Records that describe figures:
■ ■ ■

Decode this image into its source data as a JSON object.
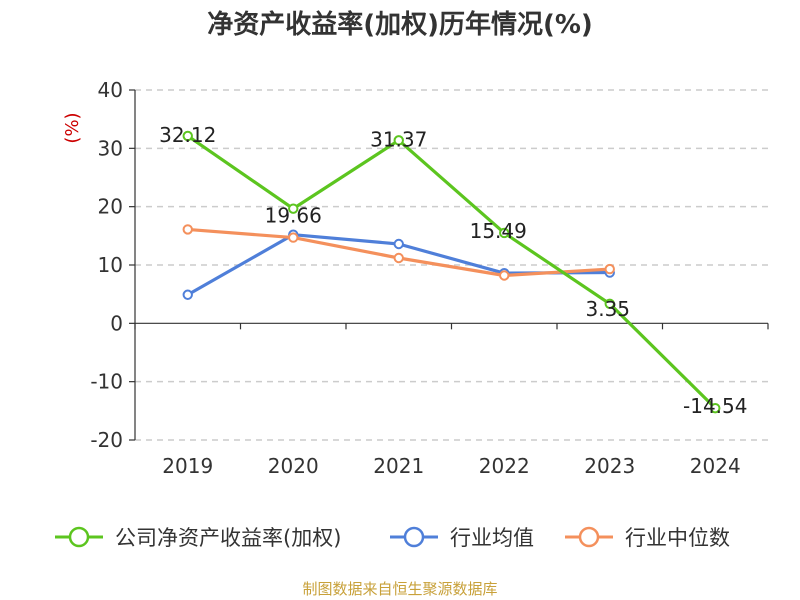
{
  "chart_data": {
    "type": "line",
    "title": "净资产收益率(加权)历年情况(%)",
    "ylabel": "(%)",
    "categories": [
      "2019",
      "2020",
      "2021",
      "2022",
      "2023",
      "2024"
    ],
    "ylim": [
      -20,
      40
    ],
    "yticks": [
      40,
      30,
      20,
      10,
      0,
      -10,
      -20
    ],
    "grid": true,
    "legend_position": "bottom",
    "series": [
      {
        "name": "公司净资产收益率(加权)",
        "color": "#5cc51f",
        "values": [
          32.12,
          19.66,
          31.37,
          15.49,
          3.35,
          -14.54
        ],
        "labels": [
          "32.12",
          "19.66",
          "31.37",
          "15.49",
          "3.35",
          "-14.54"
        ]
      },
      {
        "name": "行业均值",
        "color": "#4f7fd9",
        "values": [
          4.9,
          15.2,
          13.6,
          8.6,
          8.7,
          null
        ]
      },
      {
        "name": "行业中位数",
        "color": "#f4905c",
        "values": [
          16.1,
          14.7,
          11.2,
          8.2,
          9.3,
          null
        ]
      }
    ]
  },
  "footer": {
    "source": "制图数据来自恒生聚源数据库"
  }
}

■ ■ ■

■ SHORT EXERCISE
Return the listing above unchanged, apart from dropping its pictures.

■ THE OUTPUT
Decode this image into its source data as a JSON object.
{
  "chart_data": {
    "type": "line",
    "title": "净资产收益率(加权)历年情况(%)",
    "ylabel": "(%)",
    "categories": [
      "2019",
      "2020",
      "2021",
      "2022",
      "2023",
      "2024"
    ],
    "ylim": [
      -20,
      40
    ],
    "yticks": [
      40,
      30,
      20,
      10,
      0,
      -10,
      -20
    ],
    "grid": true,
    "legend_position": "bottom",
    "series": [
      {
        "name": "公司净资产收益率(加权)",
        "color": "#5cc51f",
        "values": [
          32.12,
          19.66,
          31.37,
          15.49,
          3.35,
          -14.54
        ],
        "labels": [
          "32.12",
          "19.66",
          "31.37",
          "15.49",
          "3.35",
          "-14.54"
        ]
      },
      {
        "name": "行业均值",
        "color": "#4f7fd9",
        "values": [
          4.9,
          15.2,
          13.6,
          8.6,
          8.7,
          null
        ]
      },
      {
        "name": "行业中位数",
        "color": "#f4905c",
        "values": [
          16.1,
          14.7,
          11.2,
          8.2,
          9.3,
          null
        ]
      }
    ]
  },
  "footer": {
    "source": "制图数据来自恒生聚源数据库"
  }
}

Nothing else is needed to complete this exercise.